* **Data supplied**
>> Begin

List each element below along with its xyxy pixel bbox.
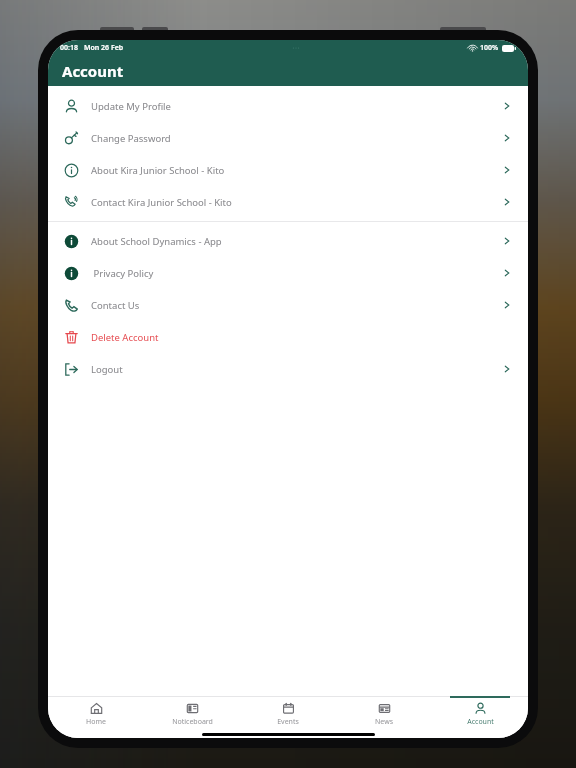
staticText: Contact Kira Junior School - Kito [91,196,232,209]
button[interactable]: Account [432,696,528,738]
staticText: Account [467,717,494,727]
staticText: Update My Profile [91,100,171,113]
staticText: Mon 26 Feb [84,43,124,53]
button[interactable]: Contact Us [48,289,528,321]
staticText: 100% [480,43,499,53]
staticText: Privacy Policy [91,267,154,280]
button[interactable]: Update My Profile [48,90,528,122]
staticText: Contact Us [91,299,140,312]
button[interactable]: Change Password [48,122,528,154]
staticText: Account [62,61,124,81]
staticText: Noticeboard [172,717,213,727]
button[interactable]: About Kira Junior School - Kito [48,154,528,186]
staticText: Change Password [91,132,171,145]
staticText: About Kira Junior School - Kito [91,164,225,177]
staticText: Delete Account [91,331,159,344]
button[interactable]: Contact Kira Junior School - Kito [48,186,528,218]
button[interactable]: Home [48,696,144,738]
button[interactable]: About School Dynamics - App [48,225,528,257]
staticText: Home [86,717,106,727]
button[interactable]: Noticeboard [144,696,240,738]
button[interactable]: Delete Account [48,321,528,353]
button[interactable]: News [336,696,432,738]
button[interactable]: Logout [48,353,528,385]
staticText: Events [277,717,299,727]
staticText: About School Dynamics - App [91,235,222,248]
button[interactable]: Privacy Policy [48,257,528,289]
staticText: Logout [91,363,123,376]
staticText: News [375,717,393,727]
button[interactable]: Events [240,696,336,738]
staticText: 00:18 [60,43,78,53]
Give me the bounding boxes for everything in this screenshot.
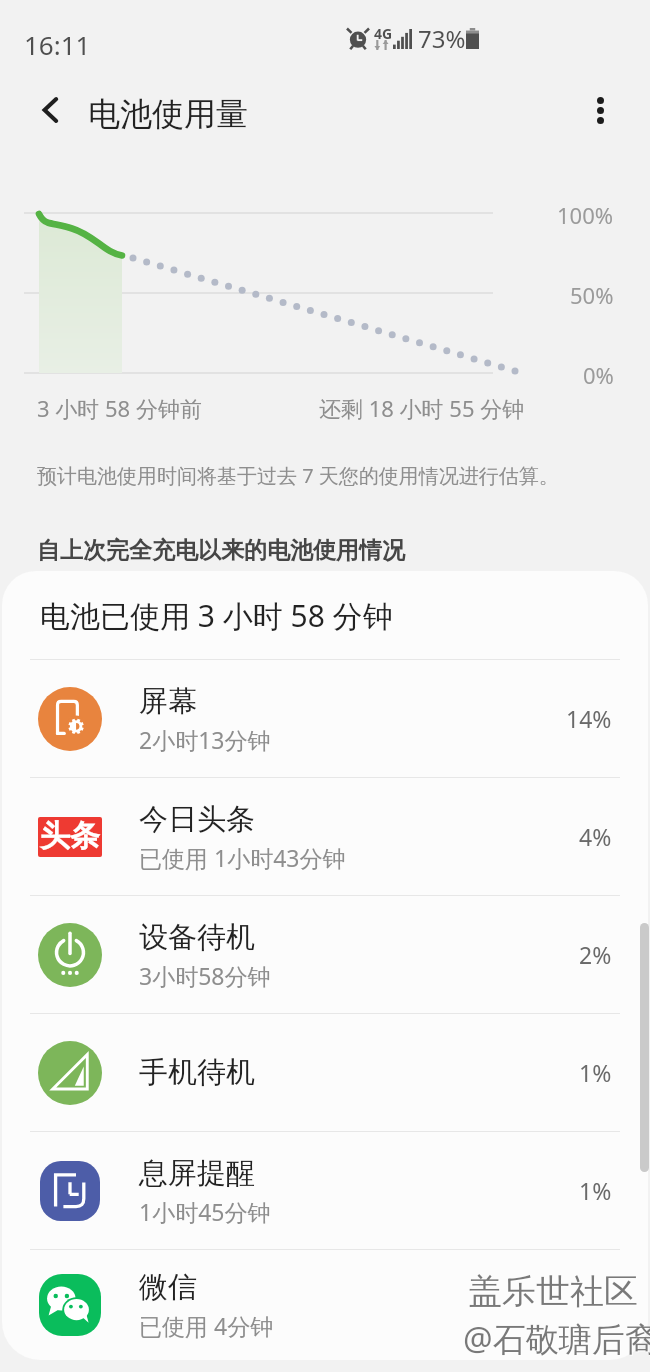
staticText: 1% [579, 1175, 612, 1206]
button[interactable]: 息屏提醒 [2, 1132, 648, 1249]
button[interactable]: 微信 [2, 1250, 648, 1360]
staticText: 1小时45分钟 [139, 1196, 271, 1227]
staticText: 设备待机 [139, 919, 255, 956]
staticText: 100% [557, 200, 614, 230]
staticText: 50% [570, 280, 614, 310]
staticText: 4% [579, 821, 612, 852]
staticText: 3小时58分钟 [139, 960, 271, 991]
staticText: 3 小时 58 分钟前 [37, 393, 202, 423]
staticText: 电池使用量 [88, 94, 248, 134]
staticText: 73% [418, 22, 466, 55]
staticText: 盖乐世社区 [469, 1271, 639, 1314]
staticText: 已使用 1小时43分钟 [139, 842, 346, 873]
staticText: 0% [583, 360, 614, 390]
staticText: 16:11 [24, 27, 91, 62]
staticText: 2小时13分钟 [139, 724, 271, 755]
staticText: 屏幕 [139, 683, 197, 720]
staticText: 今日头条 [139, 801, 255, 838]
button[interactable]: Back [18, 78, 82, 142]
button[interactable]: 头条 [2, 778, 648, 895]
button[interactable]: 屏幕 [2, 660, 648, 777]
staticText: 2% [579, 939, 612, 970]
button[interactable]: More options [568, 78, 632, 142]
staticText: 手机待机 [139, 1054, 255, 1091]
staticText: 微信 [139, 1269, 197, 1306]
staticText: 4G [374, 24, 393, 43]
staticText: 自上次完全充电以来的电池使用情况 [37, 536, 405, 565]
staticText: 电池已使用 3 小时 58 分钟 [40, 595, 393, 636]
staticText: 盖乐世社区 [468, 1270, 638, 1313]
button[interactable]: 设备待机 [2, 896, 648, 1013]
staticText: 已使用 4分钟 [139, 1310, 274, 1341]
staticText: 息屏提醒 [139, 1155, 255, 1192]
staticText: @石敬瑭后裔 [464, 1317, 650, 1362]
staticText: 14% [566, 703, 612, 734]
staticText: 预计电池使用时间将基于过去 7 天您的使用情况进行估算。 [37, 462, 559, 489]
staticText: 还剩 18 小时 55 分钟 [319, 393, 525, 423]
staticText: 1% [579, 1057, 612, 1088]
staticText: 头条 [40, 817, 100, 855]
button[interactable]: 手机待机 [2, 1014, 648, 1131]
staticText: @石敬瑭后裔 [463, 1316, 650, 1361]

>> End

* **Exercise directions**
Reproduce every line of the rows above without alteration, omitting the picture markers.

* **Output for this task**
List each element below along with its xyxy pixel bbox.
staticText: Contact Kira Junior School - Kito [91,196,232,209]
button[interactable]: Account [432,696,528,738]
staticText: Account [467,717,494,727]
staticText: Update My Profile [91,100,171,113]
staticText: Mon 26 Feb [84,43,124,53]
button[interactable]: Contact Us [48,289,528,321]
staticText: 100% [480,43,499,53]
staticText: Privacy Policy [91,267,154,280]
button[interactable]: Update My Profile [48,90,528,122]
staticText: Contact Us [91,299,140,312]
button[interactable]: Change Password [48,122,528,154]
staticText: Account [62,61,124,81]
staticText: Noticeboard [172,717,213,727]
button[interactable]: About Kira Junior School - Kito [48,154,528,186]
staticText: Change Password [91,132,171,145]
staticText: About Kira Junior School - Kito [91,164,225,177]
staticText: Delete Account [91,331,159,344]
button[interactable]: Contact Kira Junior School - Kito [48,186,528,218]
button[interactable]: Home [48,696,144,738]
button[interactable]: About School Dynamics - App [48,225,528,257]
staticText: Home [86,717,106,727]
button[interactable]: Noticeboard [144,696,240,738]
button[interactable]: Delete Account [48,321,528,353]
button[interactable]: News [336,696,432,738]
button[interactable]: Logout [48,353,528,385]
staticText: Events [277,717,299,727]
staticText: About School Dynamics - App [91,235,222,248]
button[interactable]: Privacy Policy [48,257,528,289]
staticText: Logout [91,363,123,376]
staticText: News [375,717,393,727]
button[interactable]: Events [240,696,336,738]
staticText: 00:18 [60,43,78,53]
Give me the bounding boxes for everything in this screenshot.
staticText: 1% [579, 1175, 612, 1206]
button[interactable]: 息屏提醒 [2, 1132, 648, 1249]
button[interactable]: 微信 [2, 1250, 648, 1360]
staticText: 1小时45分钟 [139, 1196, 271, 1227]
staticText: 设备待机 [139, 919, 255, 956]
staticText: 100% [557, 200, 614, 230]
staticText: 50% [570, 280, 614, 310]
staticText: 4% [579, 821, 612, 852]
staticText: 3小时58分钟 [139, 960, 271, 991]
staticText: 3 小时 58 分钟前 [37, 393, 202, 423]
staticText: 电池使用量 [88, 94, 248, 134]
staticText: 73% [418, 22, 466, 55]
staticText: 盖乐世社区 [469, 1271, 639, 1314]
staticText: 已使用 1小时43分钟 [139, 842, 346, 873]
staticText: 0% [583, 360, 614, 390]
staticText: 16:11 [24, 27, 91, 62]
staticText: 2小时13分钟 [139, 724, 271, 755]
staticText: 屏幕 [139, 683, 197, 720]
staticText: 今日头条 [139, 801, 255, 838]
button[interactable]: Back [18, 78, 82, 142]
button[interactable]: 头条 [2, 778, 648, 895]
button[interactable]: 屏幕 [2, 660, 648, 777]
staticText: 2% [579, 939, 612, 970]
button[interactable]: More options [568, 78, 632, 142]
staticText: 手机待机 [139, 1054, 255, 1091]
staticText: 微信 [139, 1269, 197, 1306]
staticText: 4G [374, 24, 393, 43]
staticText: 自上次完全充电以来的电池使用情况 [37, 536, 405, 565]
staticText: 电池已使用 3 小时 58 分钟 [40, 595, 393, 636]
staticText: 盖乐世社区 [468, 1270, 638, 1313]
button[interactable]: 设备待机 [2, 896, 648, 1013]
staticText: 已使用 4分钟 [139, 1310, 274, 1341]
staticText: 息屏提醒 [139, 1155, 255, 1192]
staticText: @石敬瑭后裔 [464, 1317, 650, 1362]
staticText: 14% [566, 703, 612, 734]
staticText: 预计电池使用时间将基于过去 7 天您的使用情况进行估算。 [37, 462, 559, 489]
staticText: 还剩 18 小时 55 分钟 [319, 393, 525, 423]
staticText: 1% [579, 1057, 612, 1088]
staticText: 头条 [40, 817, 100, 855]
button[interactable]: 手机待机 [2, 1014, 648, 1131]
staticText: @石敬瑭后裔 [463, 1316, 650, 1361]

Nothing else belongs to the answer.